Take each line containing the word "ضمير" and copy it.

** START OF Supplied data **

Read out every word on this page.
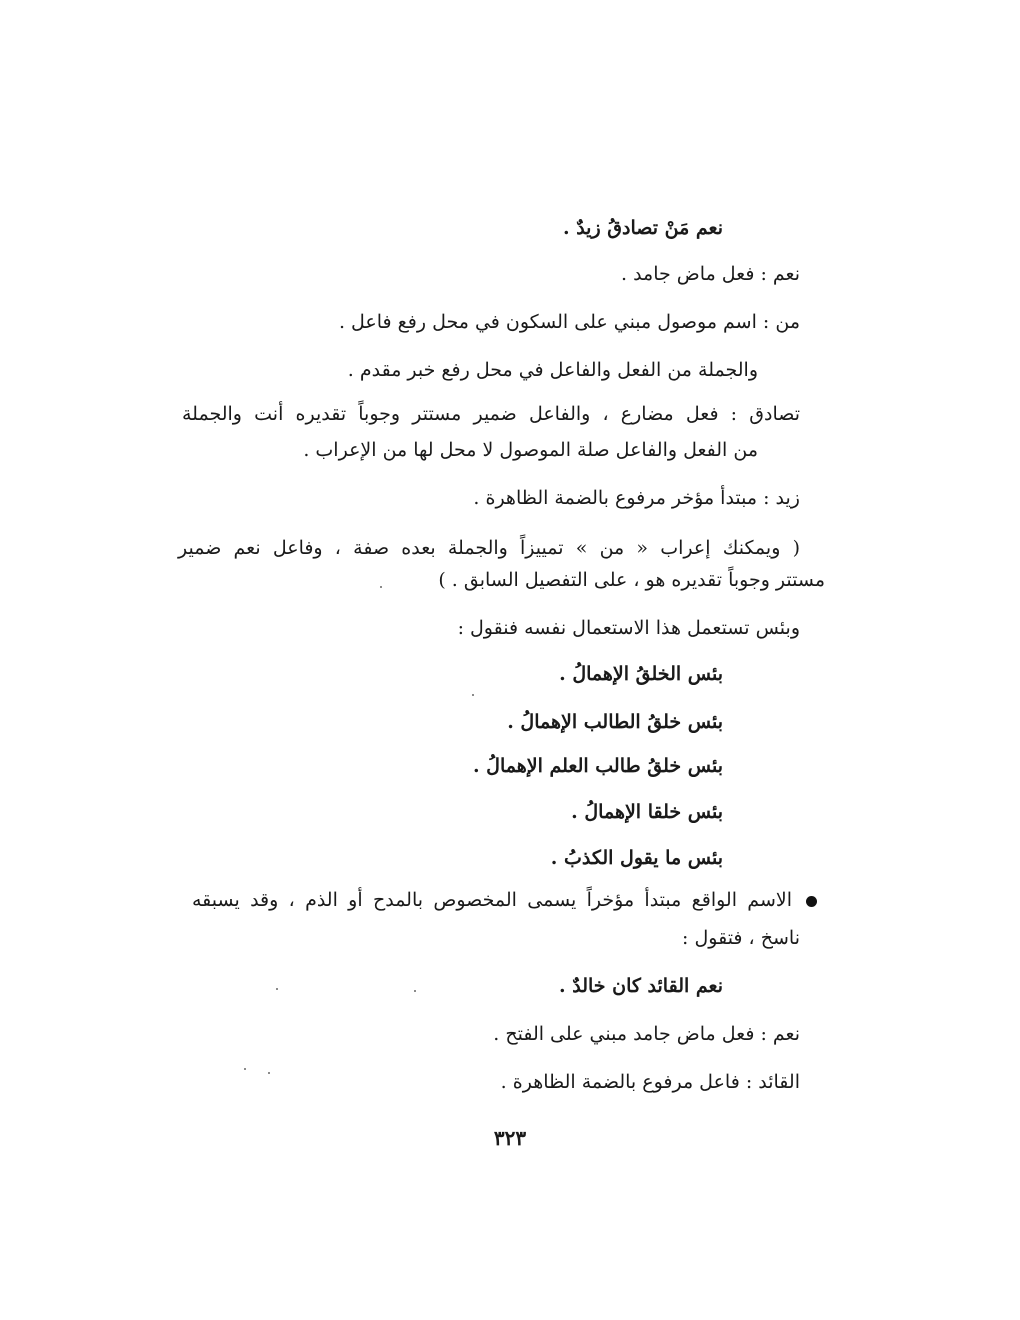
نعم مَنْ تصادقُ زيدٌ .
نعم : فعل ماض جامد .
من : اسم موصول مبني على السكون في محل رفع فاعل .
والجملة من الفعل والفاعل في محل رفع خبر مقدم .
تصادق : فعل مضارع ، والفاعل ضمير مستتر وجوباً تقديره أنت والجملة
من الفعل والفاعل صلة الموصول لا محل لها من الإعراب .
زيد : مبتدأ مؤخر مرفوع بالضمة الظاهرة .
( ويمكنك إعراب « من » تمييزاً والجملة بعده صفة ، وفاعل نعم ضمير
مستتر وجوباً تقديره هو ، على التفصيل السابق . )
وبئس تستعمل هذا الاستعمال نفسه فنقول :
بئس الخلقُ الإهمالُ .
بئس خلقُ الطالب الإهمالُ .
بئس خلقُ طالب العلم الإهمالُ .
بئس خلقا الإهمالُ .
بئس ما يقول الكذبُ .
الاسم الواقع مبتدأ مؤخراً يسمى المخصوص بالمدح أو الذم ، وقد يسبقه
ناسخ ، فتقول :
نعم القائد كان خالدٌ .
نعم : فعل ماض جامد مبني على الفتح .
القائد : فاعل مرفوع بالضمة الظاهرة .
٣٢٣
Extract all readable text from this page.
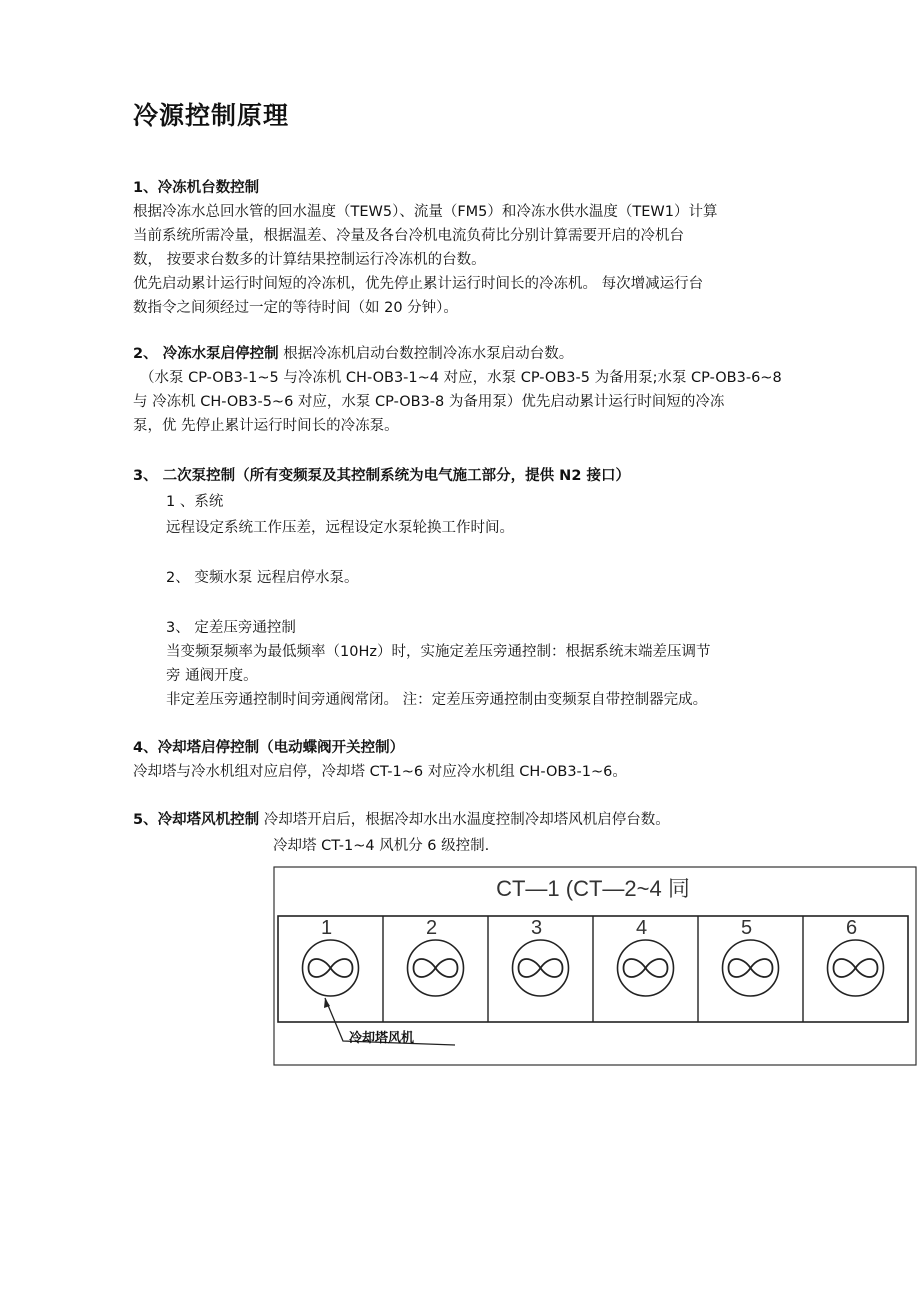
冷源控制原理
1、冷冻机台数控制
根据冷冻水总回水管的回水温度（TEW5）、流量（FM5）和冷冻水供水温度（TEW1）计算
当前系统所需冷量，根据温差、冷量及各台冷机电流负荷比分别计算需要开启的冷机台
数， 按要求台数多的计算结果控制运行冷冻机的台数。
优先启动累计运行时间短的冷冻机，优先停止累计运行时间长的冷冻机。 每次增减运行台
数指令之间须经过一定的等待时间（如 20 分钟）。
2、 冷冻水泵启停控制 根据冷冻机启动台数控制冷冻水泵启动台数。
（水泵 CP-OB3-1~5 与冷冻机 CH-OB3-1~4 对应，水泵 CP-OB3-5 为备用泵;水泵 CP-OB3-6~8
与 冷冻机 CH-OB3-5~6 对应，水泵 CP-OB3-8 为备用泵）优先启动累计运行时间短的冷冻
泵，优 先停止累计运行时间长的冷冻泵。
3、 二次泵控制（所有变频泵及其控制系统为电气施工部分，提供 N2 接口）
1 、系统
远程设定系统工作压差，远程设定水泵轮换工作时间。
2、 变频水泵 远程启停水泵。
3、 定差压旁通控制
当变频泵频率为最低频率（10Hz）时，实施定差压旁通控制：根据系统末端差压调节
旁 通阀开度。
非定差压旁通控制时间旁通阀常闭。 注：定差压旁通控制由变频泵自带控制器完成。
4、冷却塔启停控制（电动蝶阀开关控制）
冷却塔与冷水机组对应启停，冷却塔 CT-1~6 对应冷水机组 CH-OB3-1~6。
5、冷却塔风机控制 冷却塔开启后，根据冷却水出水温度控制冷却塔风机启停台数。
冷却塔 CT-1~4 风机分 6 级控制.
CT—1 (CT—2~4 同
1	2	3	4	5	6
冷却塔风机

** END OF Supplied data **
** START OF Supplied data **

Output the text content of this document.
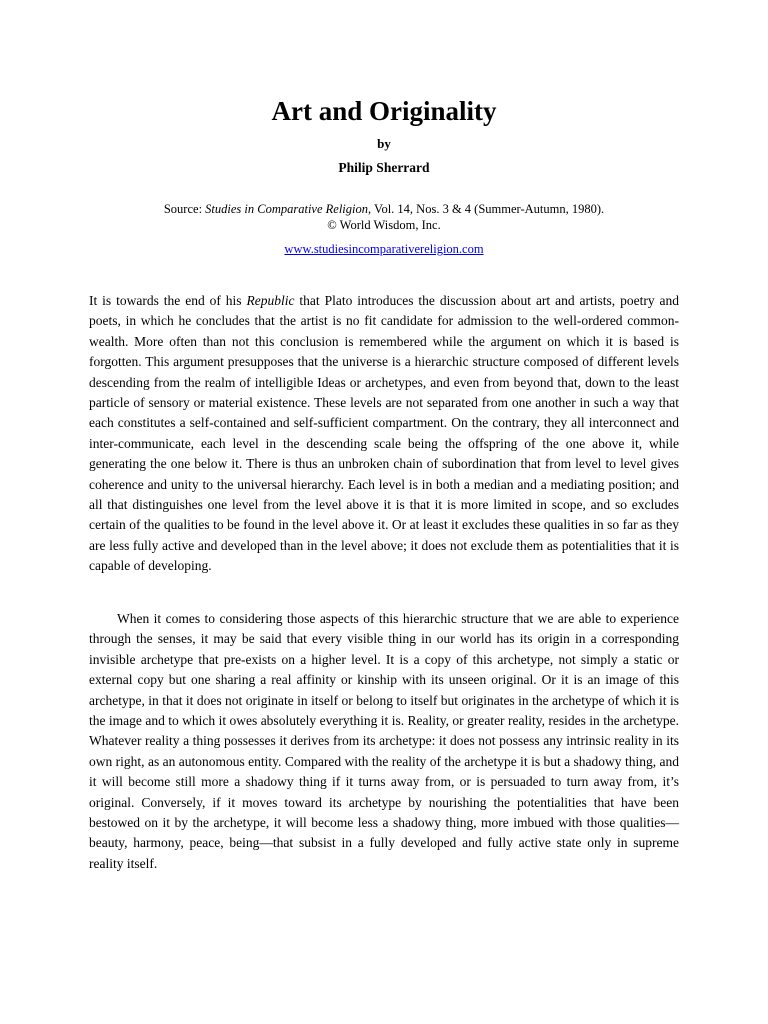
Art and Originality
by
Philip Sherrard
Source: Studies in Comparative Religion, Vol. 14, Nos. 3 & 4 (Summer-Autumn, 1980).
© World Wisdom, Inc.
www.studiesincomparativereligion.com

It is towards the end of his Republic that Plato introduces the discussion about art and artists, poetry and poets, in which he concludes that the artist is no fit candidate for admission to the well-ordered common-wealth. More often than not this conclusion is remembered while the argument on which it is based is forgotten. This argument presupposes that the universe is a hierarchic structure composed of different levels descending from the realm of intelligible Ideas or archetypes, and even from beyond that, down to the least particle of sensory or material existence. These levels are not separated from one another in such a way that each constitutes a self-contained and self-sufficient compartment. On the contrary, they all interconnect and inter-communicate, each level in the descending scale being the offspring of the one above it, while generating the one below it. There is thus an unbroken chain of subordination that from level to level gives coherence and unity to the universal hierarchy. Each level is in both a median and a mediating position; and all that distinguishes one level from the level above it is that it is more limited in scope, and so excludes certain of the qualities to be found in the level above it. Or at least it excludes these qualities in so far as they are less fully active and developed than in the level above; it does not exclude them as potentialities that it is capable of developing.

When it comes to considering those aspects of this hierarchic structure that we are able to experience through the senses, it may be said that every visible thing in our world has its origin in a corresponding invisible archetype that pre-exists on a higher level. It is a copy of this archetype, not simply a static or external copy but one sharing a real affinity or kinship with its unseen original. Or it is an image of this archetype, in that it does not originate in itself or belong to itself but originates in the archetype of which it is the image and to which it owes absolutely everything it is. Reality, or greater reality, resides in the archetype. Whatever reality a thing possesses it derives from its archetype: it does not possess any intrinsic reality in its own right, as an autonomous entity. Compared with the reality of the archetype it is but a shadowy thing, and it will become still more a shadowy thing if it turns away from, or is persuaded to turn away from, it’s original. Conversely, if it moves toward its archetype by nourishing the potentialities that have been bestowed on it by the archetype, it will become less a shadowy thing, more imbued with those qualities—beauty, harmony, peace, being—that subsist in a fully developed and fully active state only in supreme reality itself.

** END OF Supplied data **
** START OF Supplied data **

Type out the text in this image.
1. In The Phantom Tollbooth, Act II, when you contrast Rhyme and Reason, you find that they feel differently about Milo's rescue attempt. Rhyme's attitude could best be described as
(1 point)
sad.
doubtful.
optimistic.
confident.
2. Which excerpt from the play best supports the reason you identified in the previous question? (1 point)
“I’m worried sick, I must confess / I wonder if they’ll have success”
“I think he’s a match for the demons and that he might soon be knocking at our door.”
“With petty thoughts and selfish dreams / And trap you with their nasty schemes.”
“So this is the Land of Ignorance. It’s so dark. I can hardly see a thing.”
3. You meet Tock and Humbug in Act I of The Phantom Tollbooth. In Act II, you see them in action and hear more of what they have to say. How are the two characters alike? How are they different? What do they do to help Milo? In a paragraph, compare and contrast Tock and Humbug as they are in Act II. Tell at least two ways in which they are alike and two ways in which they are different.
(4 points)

** END OF Supplied data **

• **Finished answer**
تصادق : فعل مضارع ، والفاعل ضمير مستتر وجوباً تقديره أنت والجملة
( ويمكنك إعراب « من » تمييزاً والجملة بعده صفة ، وفاعل نعم ضمير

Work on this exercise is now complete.